* Problem to work on: Can you print the data exactly and leave out each image?

* Data items:

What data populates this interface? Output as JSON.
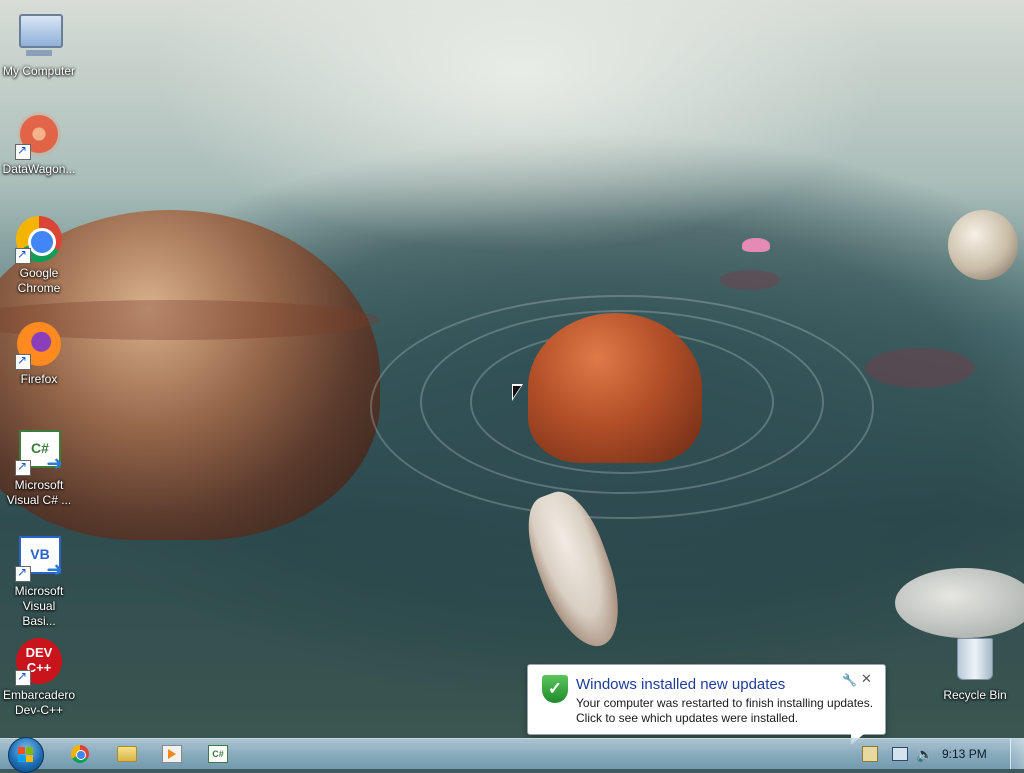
{
  "desktop": {
    "icons": [
      {
        "label": "My Computer",
        "icon": "computer-icon"
      },
      {
        "label": "DataWagon...",
        "icon": "datawagon-icon"
      },
      {
        "label": "Google Chrome",
        "icon": "chrome-icon"
      },
      {
        "label": "Firefox",
        "icon": "firefox-icon"
      },
      {
        "label": "Microsoft Visual C# ...",
        "icon": "visual-csharp-icon"
      },
      {
        "label": "Microsoft Visual Basi...",
        "icon": "visual-basic-icon"
      },
      {
        "label": "Embarcadero Dev-C++",
        "icon": "dev-cpp-icon"
      },
      {
        "label": "Recycle Bin",
        "icon": "recycle-bin-icon"
      }
    ],
    "csharp_glyph": "C#",
    "vb_glyph": "VB",
    "dev_glyph_line1": "DEV",
    "dev_glyph_line2": "C++"
  },
  "notification": {
    "title": "Windows installed new updates",
    "line1": "Your computer was restarted to finish installing updates.",
    "line2": "Click to see which updates were installed.",
    "shield_glyph": "✓",
    "close_glyph": "✕",
    "options_glyph": "🔧"
  },
  "taskbar": {
    "start_icon": "windows-start-icon",
    "pinned": [
      {
        "name": "chrome",
        "icon": "chrome-icon"
      },
      {
        "name": "windows-explorer",
        "icon": "folder-icon"
      },
      {
        "name": "media-player",
        "icon": "media-player-icon"
      },
      {
        "name": "visual-csharp",
        "icon": "visual-csharp-icon",
        "glyph": "C#"
      }
    ],
    "clock": "9:13 PM",
    "volume_glyph": "🔈"
  },
  "colors": {
    "notification_title": "#1e3d9a",
    "taskbar": "#96b9cd",
    "win_red": "#f25022",
    "win_green": "#7fba00",
    "win_blue": "#00a4ef",
    "win_yellow": "#ffb900"
  }
}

* Final answer:
What data populates this interface? Output as JSON.
{
  "desktop": {
    "icons": [
      {
        "label": "My Computer",
        "icon": "computer-icon"
      },
      {
        "label": "DataWagon...",
        "icon": "datawagon-icon"
      },
      {
        "label": "Google Chrome",
        "icon": "chrome-icon"
      },
      {
        "label": "Firefox",
        "icon": "firefox-icon"
      },
      {
        "label": "Microsoft Visual C# ...",
        "icon": "visual-csharp-icon"
      },
      {
        "label": "Microsoft Visual Basi...",
        "icon": "visual-basic-icon"
      },
      {
        "label": "Embarcadero Dev-C++",
        "icon": "dev-cpp-icon"
      },
      {
        "label": "Recycle Bin",
        "icon": "recycle-bin-icon"
      }
    ],
    "csharp_glyph": "C#",
    "vb_glyph": "VB",
    "dev_glyph_line1": "DEV",
    "dev_glyph_line2": "C++"
  },
  "notification": {
    "title": "Windows installed new updates",
    "line1": "Your computer was restarted to finish installing updates.",
    "line2": "Click to see which updates were installed.",
    "shield_glyph": "✓",
    "close_glyph": "✕",
    "options_glyph": "🔧"
  },
  "taskbar": {
    "start_icon": "windows-start-icon",
    "pinned": [
      {
        "name": "chrome",
        "icon": "chrome-icon"
      },
      {
        "name": "windows-explorer",
        "icon": "folder-icon"
      },
      {
        "name": "media-player",
        "icon": "media-player-icon"
      },
      {
        "name": "visual-csharp",
        "icon": "visual-csharp-icon",
        "glyph": "C#"
      }
    ],
    "clock": "9:13 PM",
    "volume_glyph": "🔈"
  },
  "colors": {
    "notification_title": "#1e3d9a",
    "taskbar": "#96b9cd",
    "win_red": "#f25022",
    "win_green": "#7fba00",
    "win_blue": "#00a4ef",
    "win_yellow": "#ffb900"
  }
}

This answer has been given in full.